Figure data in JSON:
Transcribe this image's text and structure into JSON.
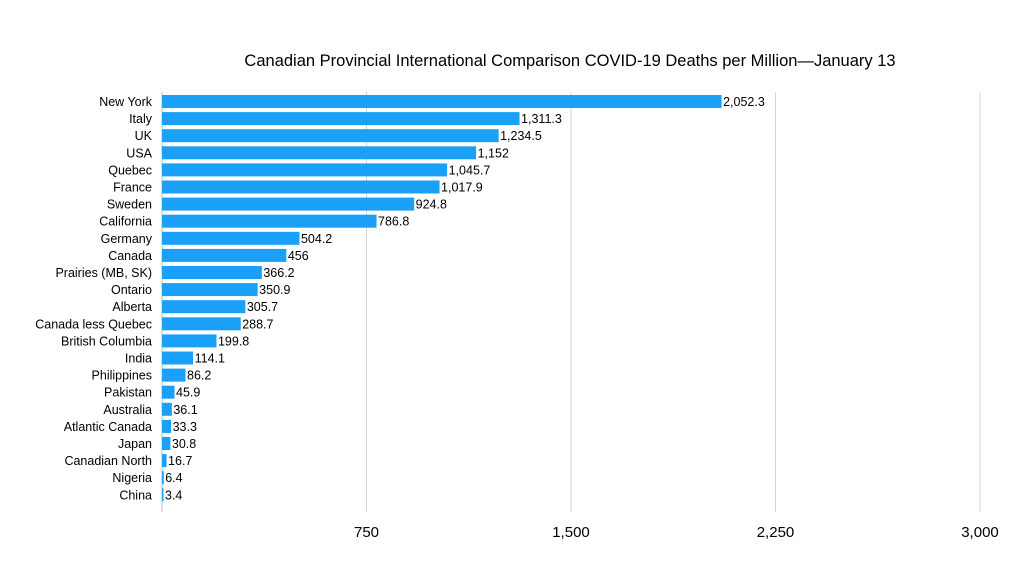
{
  "chart_data": {
    "type": "bar",
    "orientation": "horizontal",
    "title": "Canadian Provincial International Comparison COVID-19 Deaths per Million—January 13",
    "xlabel": "",
    "ylabel": "",
    "xlim": [
      0,
      3000
    ],
    "xticks": [
      750,
      1500,
      2250,
      3000
    ],
    "xtick_labels": [
      "750",
      "1,500",
      "2,250",
      "3,000"
    ],
    "grid": "vertical",
    "legend": "none",
    "bar_color": "#1aa0f7",
    "categories": [
      "New York",
      "Italy",
      "UK",
      "USA",
      "Quebec",
      "France",
      "Sweden",
      "California",
      "Germany",
      "Canada",
      "Prairies (MB, SK)",
      "Ontario",
      "Alberta",
      "Canada less Quebec",
      "British Columbia",
      "India",
      "Philippines",
      "Pakistan",
      "Australia",
      "Atlantic Canada",
      "Japan",
      "Canadian North",
      "Nigeria",
      "China"
    ],
    "values": [
      2052.3,
      1311.3,
      1234.5,
      1152,
      1045.7,
      1017.9,
      924.8,
      786.8,
      504.2,
      456,
      366.2,
      350.9,
      305.7,
      288.7,
      199.8,
      114.1,
      86.2,
      45.9,
      36.1,
      33.3,
      30.8,
      16.7,
      6.4,
      3.4
    ],
    "value_labels": [
      "2,052.3",
      "1,311.3",
      "1,234.5",
      "1,152",
      "1,045.7",
      "1,017.9",
      "924.8",
      "786.8",
      "504.2",
      "456",
      "366.2",
      "350.9",
      "305.7",
      "288.7",
      "199.8",
      "114.1",
      "86.2",
      "45.9",
      "36.1",
      "33.3",
      "30.8",
      "16.7",
      "6.4",
      "3.4"
    ]
  }
}
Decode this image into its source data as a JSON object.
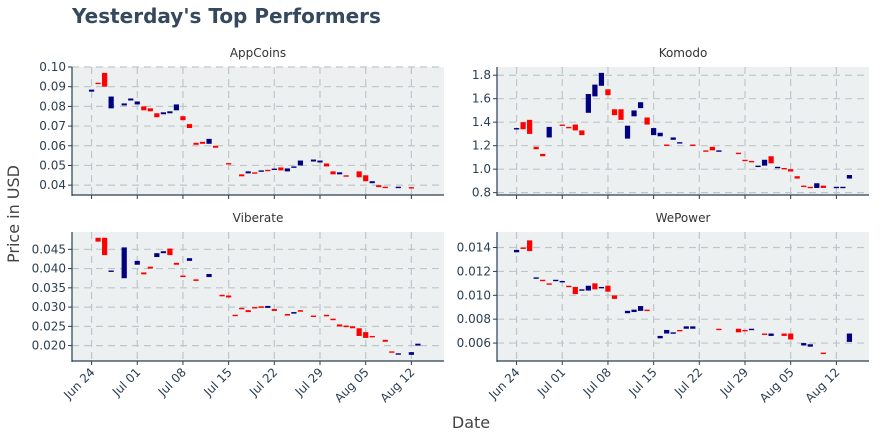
{
  "title": "Yesterday's Top Performers",
  "colors": {
    "increasing": "#000080",
    "decreasing": "#ff0000",
    "plot_bg": "#ecf0f1",
    "grid": "#bfc6c9",
    "axis": "#2c3e50"
  },
  "chart_data": {
    "type": "candlestick",
    "xlabel": "Date",
    "ylabel": "Price in USD",
    "x_tick_labels": [
      "Jun 24",
      "Jul 01",
      "Jul 08",
      "Jul 15",
      "Jul 22",
      "Jul 29",
      "Aug 05",
      "Aug 12"
    ],
    "x_range": [
      "2018-06-21",
      "2018-08-17"
    ],
    "grid": true,
    "legend": "none",
    "panels": [
      {
        "title": "AppCoins",
        "ylim": [
          0.035,
          0.1
        ],
        "y_ticks": [
          0.04,
          0.05,
          0.06,
          0.07,
          0.08,
          0.09,
          0.1
        ],
        "y_tick_labels": [
          "0.04",
          "0.05",
          "0.06",
          "0.07",
          "0.08",
          "0.09",
          "0.10"
        ],
        "candles": [
          [
            "2018-06-24",
            0.0875,
            0.0885
          ],
          [
            "2018-06-25",
            0.092,
            0.0915
          ],
          [
            "2018-06-26",
            0.097,
            0.09
          ],
          [
            "2018-06-27",
            0.079,
            0.085
          ],
          [
            "2018-06-29",
            0.0805,
            0.0815
          ],
          [
            "2018-06-30",
            0.083,
            0.084
          ],
          [
            "2018-07-01",
            0.081,
            0.0825
          ],
          [
            "2018-07-02",
            0.08,
            0.078
          ],
          [
            "2018-07-03",
            0.079,
            0.0775
          ],
          [
            "2018-07-04",
            0.0765,
            0.0745
          ],
          [
            "2018-07-05",
            0.076,
            0.077
          ],
          [
            "2018-07-06",
            0.0765,
            0.0775
          ],
          [
            "2018-07-07",
            0.078,
            0.081
          ],
          [
            "2018-07-08",
            0.075,
            0.073
          ],
          [
            "2018-07-09",
            0.071,
            0.069
          ],
          [
            "2018-07-10",
            0.0615,
            0.0605
          ],
          [
            "2018-07-11",
            0.062,
            0.061
          ],
          [
            "2018-07-12",
            0.061,
            0.0635
          ],
          [
            "2018-07-13",
            0.06,
            0.059
          ],
          [
            "2018-07-15",
            0.0512,
            0.0505
          ],
          [
            "2018-07-17",
            0.0455,
            0.0445
          ],
          [
            "2018-07-18",
            0.046,
            0.047
          ],
          [
            "2018-07-19",
            0.0465,
            0.046
          ],
          [
            "2018-07-20",
            0.0468,
            0.0475
          ],
          [
            "2018-07-21",
            0.0478,
            0.0472
          ],
          [
            "2018-07-22",
            0.048,
            0.0484
          ],
          [
            "2018-07-23",
            0.049,
            0.0475
          ],
          [
            "2018-07-24",
            0.047,
            0.0485
          ],
          [
            "2018-07-25",
            0.0488,
            0.0495
          ],
          [
            "2018-07-26",
            0.05,
            0.0525
          ],
          [
            "2018-07-28",
            0.052,
            0.053
          ],
          [
            "2018-07-29",
            0.0515,
            0.0525
          ],
          [
            "2018-07-30",
            0.051,
            0.0495
          ],
          [
            "2018-07-31",
            0.047,
            0.0455
          ],
          [
            "2018-08-01",
            0.0455,
            0.0465
          ],
          [
            "2018-08-02",
            0.045,
            0.0445
          ],
          [
            "2018-08-04",
            0.047,
            0.044
          ],
          [
            "2018-08-05",
            0.045,
            0.042
          ],
          [
            "2018-08-06",
            0.041,
            0.042
          ],
          [
            "2018-08-07",
            0.04,
            0.039
          ],
          [
            "2018-08-08",
            0.0392,
            0.0385
          ],
          [
            "2018-08-10",
            0.0388,
            0.0392
          ],
          [
            "2018-08-12",
            0.039,
            0.0385
          ]
        ]
      },
      {
        "title": "Komodo",
        "ylim": [
          0.78,
          1.87
        ],
        "y_ticks": [
          0.8,
          1.0,
          1.2,
          1.4,
          1.6,
          1.8
        ],
        "y_tick_labels": [
          "0.8",
          "1.0",
          "1.2",
          "1.4",
          "1.6",
          "1.8"
        ],
        "candles": [
          [
            "2018-06-24",
            1.34,
            1.35
          ],
          [
            "2018-06-25",
            1.4,
            1.34
          ],
          [
            "2018-06-26",
            1.42,
            1.3
          ],
          [
            "2018-06-27",
            1.19,
            1.17
          ],
          [
            "2018-06-28",
            1.13,
            1.11
          ],
          [
            "2018-06-29",
            1.27,
            1.36
          ],
          [
            "2018-07-01",
            1.38,
            1.37
          ],
          [
            "2018-07-02",
            1.36,
            1.35
          ],
          [
            "2018-07-03",
            1.38,
            1.33
          ],
          [
            "2018-07-04",
            1.33,
            1.29
          ],
          [
            "2018-07-05",
            1.48,
            1.64
          ],
          [
            "2018-07-06",
            1.62,
            1.72
          ],
          [
            "2018-07-07",
            1.71,
            1.82
          ],
          [
            "2018-07-08",
            1.68,
            1.63
          ],
          [
            "2018-07-09",
            1.51,
            1.46
          ],
          [
            "2018-07-10",
            1.51,
            1.42
          ],
          [
            "2018-07-11",
            1.26,
            1.37
          ],
          [
            "2018-07-12",
            1.45,
            1.5
          ],
          [
            "2018-07-13",
            1.52,
            1.57
          ],
          [
            "2018-07-14",
            1.44,
            1.38
          ],
          [
            "2018-07-15",
            1.29,
            1.35
          ],
          [
            "2018-07-16",
            1.28,
            1.31
          ],
          [
            "2018-07-17",
            1.21,
            1.2
          ],
          [
            "2018-07-18",
            1.25,
            1.27
          ],
          [
            "2018-07-19",
            1.22,
            1.23
          ],
          [
            "2018-07-21",
            1.21,
            1.2
          ],
          [
            "2018-07-23",
            1.16,
            1.15
          ],
          [
            "2018-07-24",
            1.19,
            1.16
          ],
          [
            "2018-07-25",
            1.15,
            1.16
          ],
          [
            "2018-07-28",
            1.14,
            1.13
          ],
          [
            "2018-07-29",
            1.08,
            1.07
          ],
          [
            "2018-07-30",
            1.07,
            1.06
          ],
          [
            "2018-07-31",
            1.02,
            1.03
          ],
          [
            "2018-08-01",
            1.03,
            1.08
          ],
          [
            "2018-08-02",
            1.11,
            1.05
          ],
          [
            "2018-08-03",
            1.01,
            1.02
          ],
          [
            "2018-08-04",
            1.01,
            1.0
          ],
          [
            "2018-08-05",
            1.0,
            0.98
          ],
          [
            "2018-08-06",
            0.94,
            0.92
          ],
          [
            "2018-08-07",
            0.86,
            0.85
          ],
          [
            "2018-08-08",
            0.85,
            0.84
          ],
          [
            "2018-08-09",
            0.84,
            0.88
          ],
          [
            "2018-08-10",
            0.86,
            0.84
          ],
          [
            "2018-08-12",
            0.84,
            0.85
          ],
          [
            "2018-08-13",
            0.84,
            0.85
          ],
          [
            "2018-08-14",
            0.92,
            0.95
          ]
        ]
      },
      {
        "title": "Viberate",
        "ylim": [
          0.016,
          0.0495
        ],
        "y_ticks": [
          0.02,
          0.025,
          0.03,
          0.035,
          0.04,
          0.045
        ],
        "y_tick_labels": [
          "0.020",
          "0.025",
          "0.030",
          "0.035",
          "0.040",
          "0.045"
        ],
        "candles": [
          [
            "2018-06-25",
            0.048,
            0.047
          ],
          [
            "2018-06-26",
            0.048,
            0.0435
          ],
          [
            "2018-06-27",
            0.0392,
            0.0395
          ],
          [
            "2018-06-29",
            0.0375,
            0.0455
          ],
          [
            "2018-07-01",
            0.041,
            0.042
          ],
          [
            "2018-07-02",
            0.039,
            0.0385
          ],
          [
            "2018-07-03",
            0.0405,
            0.04
          ],
          [
            "2018-07-04",
            0.043,
            0.044
          ],
          [
            "2018-07-05",
            0.044,
            0.0445
          ],
          [
            "2018-07-06",
            0.0452,
            0.0435
          ],
          [
            "2018-07-07",
            0.0415,
            0.041
          ],
          [
            "2018-07-08",
            0.0382,
            0.0378
          ],
          [
            "2018-07-09",
            0.042,
            0.0427
          ],
          [
            "2018-07-10",
            0.0372,
            0.0368
          ],
          [
            "2018-07-12",
            0.0378,
            0.0386
          ],
          [
            "2018-07-14",
            0.0332,
            0.0328
          ],
          [
            "2018-07-15",
            0.033,
            0.0325
          ],
          [
            "2018-07-16",
            0.028,
            0.0278
          ],
          [
            "2018-07-17",
            0.0298,
            0.0295
          ],
          [
            "2018-07-18",
            0.0292,
            0.0287
          ],
          [
            "2018-07-19",
            0.03,
            0.0298
          ],
          [
            "2018-07-20",
            0.0302,
            0.0298
          ],
          [
            "2018-07-21",
            0.0298,
            0.0303
          ],
          [
            "2018-07-22",
            0.0295,
            0.029
          ],
          [
            "2018-07-24",
            0.0282,
            0.0278
          ],
          [
            "2018-07-25",
            0.0283,
            0.0287
          ],
          [
            "2018-07-26",
            0.0292,
            0.0288
          ],
          [
            "2018-07-28",
            0.0278,
            0.0275
          ],
          [
            "2018-07-30",
            0.028,
            0.0276
          ],
          [
            "2018-07-31",
            0.027,
            0.0266
          ],
          [
            "2018-08-01",
            0.0255,
            0.025
          ],
          [
            "2018-08-02",
            0.0252,
            0.0248
          ],
          [
            "2018-08-03",
            0.025,
            0.0245
          ],
          [
            "2018-08-04",
            0.0245,
            0.0225
          ],
          [
            "2018-08-05",
            0.0235,
            0.022
          ],
          [
            "2018-08-06",
            0.0225,
            0.0222
          ],
          [
            "2018-08-08",
            0.0215,
            0.021
          ],
          [
            "2018-08-09",
            0.0185,
            0.0182
          ],
          [
            "2018-08-10",
            0.0178,
            0.018
          ],
          [
            "2018-08-12",
            0.0176,
            0.0183
          ],
          [
            "2018-08-13",
            0.02,
            0.0205
          ]
        ]
      },
      {
        "title": "WePower",
        "ylim": [
          0.0045,
          0.0153
        ],
        "y_ticks": [
          0.006,
          0.008,
          0.01,
          0.012,
          0.014
        ],
        "y_tick_labels": [
          "0.006",
          "0.008",
          "0.010",
          "0.012",
          "0.014"
        ],
        "candles": [
          [
            "2018-06-24",
            0.0136,
            0.0138
          ],
          [
            "2018-06-25",
            0.014,
            0.0139
          ],
          [
            "2018-06-26",
            0.0146,
            0.0137
          ],
          [
            "2018-06-27",
            0.0114,
            0.0115
          ],
          [
            "2018-06-28",
            0.0113,
            0.0112
          ],
          [
            "2018-06-29",
            0.011,
            0.0109
          ],
          [
            "2018-06-30",
            0.0112,
            0.0113
          ],
          [
            "2018-07-01",
            0.0111,
            0.0112
          ],
          [
            "2018-07-02",
            0.0108,
            0.0107
          ],
          [
            "2018-07-03",
            0.0107,
            0.0101
          ],
          [
            "2018-07-04",
            0.0104,
            0.0105
          ],
          [
            "2018-07-05",
            0.0104,
            0.0108
          ],
          [
            "2018-07-06",
            0.011,
            0.0105
          ],
          [
            "2018-07-07",
            0.0106,
            0.0107
          ],
          [
            "2018-07-08",
            0.0108,
            0.0103
          ],
          [
            "2018-07-09",
            0.01,
            0.0097
          ],
          [
            "2018-07-11",
            0.0085,
            0.0087
          ],
          [
            "2018-07-12",
            0.0086,
            0.0088
          ],
          [
            "2018-07-13",
            0.0087,
            0.0091
          ],
          [
            "2018-07-14",
            0.0088,
            0.0087
          ],
          [
            "2018-07-16",
            0.0064,
            0.0066
          ],
          [
            "2018-07-17",
            0.0068,
            0.0071
          ],
          [
            "2018-07-18",
            0.0068,
            0.0069
          ],
          [
            "2018-07-19",
            0.0071,
            0.007
          ],
          [
            "2018-07-20",
            0.0072,
            0.0074
          ],
          [
            "2018-07-21",
            0.0072,
            0.0074
          ],
          [
            "2018-07-25",
            0.0072,
            0.0071
          ],
          [
            "2018-07-28",
            0.0072,
            0.0069
          ],
          [
            "2018-07-29",
            0.0071,
            0.007
          ],
          [
            "2018-07-30",
            0.0071,
            0.0072
          ],
          [
            "2018-08-01",
            0.0068,
            0.0067
          ],
          [
            "2018-08-02",
            0.0066,
            0.0068
          ],
          [
            "2018-08-04",
            0.0068,
            0.0066
          ],
          [
            "2018-08-05",
            0.0068,
            0.0063
          ],
          [
            "2018-08-07",
            0.0058,
            0.006
          ],
          [
            "2018-08-08",
            0.0057,
            0.0059
          ],
          [
            "2018-08-10",
            0.0052,
            0.0051
          ],
          [
            "2018-08-14",
            0.0061,
            0.0068
          ]
        ]
      }
    ]
  }
}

> [AIM]: Take every line that includes the string "image" and copy it.

> [TASK RESPONSE]:
Transcribe this image's text and structure into JSON.
Decode this image into its source data as a JSON object.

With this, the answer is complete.